» Direction:
Find every line of the listing below where "text" appears, and copy it.

Collected data:
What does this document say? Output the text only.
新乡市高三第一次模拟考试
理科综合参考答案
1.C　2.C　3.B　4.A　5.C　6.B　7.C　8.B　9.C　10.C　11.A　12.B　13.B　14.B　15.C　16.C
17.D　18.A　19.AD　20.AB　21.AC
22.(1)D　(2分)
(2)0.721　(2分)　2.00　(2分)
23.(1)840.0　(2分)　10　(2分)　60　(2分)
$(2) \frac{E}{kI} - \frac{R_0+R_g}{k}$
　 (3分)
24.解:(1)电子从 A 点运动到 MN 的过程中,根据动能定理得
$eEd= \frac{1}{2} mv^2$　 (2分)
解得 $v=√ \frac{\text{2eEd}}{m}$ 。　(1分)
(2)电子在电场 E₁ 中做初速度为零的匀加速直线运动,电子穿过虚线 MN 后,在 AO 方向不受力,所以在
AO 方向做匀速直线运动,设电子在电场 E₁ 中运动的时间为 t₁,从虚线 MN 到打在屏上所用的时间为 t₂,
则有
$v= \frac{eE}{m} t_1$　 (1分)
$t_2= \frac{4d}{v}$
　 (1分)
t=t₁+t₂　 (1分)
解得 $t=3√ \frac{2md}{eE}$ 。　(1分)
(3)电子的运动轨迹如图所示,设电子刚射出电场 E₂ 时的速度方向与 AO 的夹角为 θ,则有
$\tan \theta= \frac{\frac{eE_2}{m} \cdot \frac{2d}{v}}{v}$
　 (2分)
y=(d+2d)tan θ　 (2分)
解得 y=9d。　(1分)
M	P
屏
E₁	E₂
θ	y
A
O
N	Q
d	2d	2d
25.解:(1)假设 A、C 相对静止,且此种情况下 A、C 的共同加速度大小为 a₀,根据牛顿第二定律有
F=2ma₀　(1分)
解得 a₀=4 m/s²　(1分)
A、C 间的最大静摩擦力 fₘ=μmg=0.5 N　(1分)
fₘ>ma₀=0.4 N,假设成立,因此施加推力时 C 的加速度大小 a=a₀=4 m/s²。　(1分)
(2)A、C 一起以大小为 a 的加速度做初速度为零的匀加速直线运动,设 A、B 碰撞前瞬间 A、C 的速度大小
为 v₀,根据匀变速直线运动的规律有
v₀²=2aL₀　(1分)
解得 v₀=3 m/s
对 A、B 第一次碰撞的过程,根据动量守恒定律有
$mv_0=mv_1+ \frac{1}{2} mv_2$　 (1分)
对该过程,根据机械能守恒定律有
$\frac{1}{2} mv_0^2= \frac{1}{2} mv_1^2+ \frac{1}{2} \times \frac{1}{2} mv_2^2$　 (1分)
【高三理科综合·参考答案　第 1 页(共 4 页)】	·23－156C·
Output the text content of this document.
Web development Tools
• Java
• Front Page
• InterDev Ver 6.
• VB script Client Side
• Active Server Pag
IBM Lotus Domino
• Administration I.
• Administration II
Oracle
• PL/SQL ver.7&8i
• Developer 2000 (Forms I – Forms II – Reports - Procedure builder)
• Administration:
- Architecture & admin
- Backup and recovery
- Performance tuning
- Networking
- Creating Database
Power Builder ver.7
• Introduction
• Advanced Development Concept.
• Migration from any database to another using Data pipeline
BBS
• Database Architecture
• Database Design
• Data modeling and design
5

» Task result:
What does this document say? Output the text only.
解得 $v=√ \frac{\text{2eEd}}{m}$ 。　(1分)
Output the text content of this document.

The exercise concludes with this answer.